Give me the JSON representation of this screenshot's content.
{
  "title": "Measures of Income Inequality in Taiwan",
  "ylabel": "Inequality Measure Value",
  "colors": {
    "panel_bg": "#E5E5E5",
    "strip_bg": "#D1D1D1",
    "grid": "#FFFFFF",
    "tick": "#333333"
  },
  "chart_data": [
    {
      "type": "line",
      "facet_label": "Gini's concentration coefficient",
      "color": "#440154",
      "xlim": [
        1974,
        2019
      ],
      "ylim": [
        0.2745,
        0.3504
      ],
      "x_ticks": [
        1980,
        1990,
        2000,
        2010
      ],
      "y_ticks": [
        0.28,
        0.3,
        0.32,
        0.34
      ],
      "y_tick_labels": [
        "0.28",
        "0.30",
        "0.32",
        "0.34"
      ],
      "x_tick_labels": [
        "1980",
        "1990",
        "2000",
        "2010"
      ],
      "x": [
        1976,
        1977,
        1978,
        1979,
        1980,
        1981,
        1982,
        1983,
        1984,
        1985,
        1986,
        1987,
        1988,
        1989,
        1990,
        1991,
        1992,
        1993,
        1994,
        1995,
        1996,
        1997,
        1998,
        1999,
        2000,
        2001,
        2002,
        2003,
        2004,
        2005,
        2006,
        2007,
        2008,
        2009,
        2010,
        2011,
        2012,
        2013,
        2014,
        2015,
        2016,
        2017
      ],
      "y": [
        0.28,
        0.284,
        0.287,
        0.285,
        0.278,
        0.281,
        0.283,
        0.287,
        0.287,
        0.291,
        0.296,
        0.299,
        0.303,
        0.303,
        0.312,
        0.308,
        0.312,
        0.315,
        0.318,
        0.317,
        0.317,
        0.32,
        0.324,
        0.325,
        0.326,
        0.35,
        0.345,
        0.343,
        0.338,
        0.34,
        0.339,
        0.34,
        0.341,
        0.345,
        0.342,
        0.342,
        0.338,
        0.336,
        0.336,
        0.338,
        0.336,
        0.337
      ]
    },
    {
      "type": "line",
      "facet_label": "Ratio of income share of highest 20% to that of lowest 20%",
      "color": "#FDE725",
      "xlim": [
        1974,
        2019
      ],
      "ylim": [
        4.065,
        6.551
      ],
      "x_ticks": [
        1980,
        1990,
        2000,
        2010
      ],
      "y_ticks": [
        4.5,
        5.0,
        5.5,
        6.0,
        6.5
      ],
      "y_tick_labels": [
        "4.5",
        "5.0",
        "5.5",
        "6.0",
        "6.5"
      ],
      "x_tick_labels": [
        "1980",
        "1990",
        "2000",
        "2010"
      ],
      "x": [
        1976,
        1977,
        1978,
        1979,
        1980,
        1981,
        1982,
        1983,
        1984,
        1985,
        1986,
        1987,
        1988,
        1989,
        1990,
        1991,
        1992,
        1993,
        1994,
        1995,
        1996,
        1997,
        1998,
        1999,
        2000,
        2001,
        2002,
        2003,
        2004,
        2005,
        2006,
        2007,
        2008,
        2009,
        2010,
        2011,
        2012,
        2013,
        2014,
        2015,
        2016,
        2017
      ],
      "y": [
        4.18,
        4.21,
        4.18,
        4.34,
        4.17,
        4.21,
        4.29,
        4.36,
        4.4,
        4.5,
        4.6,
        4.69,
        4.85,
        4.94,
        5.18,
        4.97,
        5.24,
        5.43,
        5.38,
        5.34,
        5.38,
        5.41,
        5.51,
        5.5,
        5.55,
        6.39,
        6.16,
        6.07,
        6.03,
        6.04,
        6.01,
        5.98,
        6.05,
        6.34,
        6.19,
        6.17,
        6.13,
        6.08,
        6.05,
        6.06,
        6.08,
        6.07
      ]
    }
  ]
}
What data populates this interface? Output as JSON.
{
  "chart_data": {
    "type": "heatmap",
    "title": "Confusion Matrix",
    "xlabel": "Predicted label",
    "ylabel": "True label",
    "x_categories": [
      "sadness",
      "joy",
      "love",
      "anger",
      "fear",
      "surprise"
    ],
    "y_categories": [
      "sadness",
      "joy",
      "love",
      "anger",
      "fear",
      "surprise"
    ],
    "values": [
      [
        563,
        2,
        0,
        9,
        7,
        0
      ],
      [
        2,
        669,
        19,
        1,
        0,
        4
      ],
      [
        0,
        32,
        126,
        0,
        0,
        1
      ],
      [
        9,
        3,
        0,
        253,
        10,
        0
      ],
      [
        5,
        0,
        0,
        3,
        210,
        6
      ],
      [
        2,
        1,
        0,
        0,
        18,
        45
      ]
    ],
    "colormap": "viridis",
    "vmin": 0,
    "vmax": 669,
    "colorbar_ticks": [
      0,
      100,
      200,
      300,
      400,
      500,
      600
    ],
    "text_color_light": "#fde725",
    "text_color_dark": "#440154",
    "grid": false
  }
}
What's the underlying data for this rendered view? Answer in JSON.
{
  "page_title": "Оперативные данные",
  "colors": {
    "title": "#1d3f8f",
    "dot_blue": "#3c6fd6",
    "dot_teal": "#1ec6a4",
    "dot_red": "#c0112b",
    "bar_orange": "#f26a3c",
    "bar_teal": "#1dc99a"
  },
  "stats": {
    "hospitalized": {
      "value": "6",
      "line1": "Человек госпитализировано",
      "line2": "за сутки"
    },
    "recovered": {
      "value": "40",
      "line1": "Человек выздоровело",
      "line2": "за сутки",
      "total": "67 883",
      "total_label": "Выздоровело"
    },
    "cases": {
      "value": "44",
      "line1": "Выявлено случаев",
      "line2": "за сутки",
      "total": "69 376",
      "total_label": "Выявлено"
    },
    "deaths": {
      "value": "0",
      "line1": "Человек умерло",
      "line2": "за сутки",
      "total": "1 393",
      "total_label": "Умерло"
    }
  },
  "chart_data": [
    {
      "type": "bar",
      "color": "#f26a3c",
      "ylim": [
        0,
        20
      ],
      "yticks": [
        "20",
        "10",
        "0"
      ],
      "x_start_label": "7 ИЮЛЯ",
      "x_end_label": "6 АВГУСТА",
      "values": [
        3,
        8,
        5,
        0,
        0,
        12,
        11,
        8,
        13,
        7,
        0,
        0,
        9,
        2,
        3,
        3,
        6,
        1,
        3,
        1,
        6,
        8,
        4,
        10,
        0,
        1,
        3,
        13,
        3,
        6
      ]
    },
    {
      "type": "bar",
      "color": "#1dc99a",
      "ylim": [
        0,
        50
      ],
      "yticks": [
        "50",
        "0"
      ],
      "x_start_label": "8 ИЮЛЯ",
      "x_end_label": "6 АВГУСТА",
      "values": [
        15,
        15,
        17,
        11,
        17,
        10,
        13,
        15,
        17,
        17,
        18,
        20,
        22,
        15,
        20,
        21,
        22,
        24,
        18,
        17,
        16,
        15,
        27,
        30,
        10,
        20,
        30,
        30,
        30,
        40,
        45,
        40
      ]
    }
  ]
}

═══

* **Given request**:
Which lines include the word "ИЮЛЯ"? Copy every one of them.

* **Output of the exercise**:
      "x_start_label": "7 ИЮЛЯ",
      "x_start_label": "8 ИЮЛЯ",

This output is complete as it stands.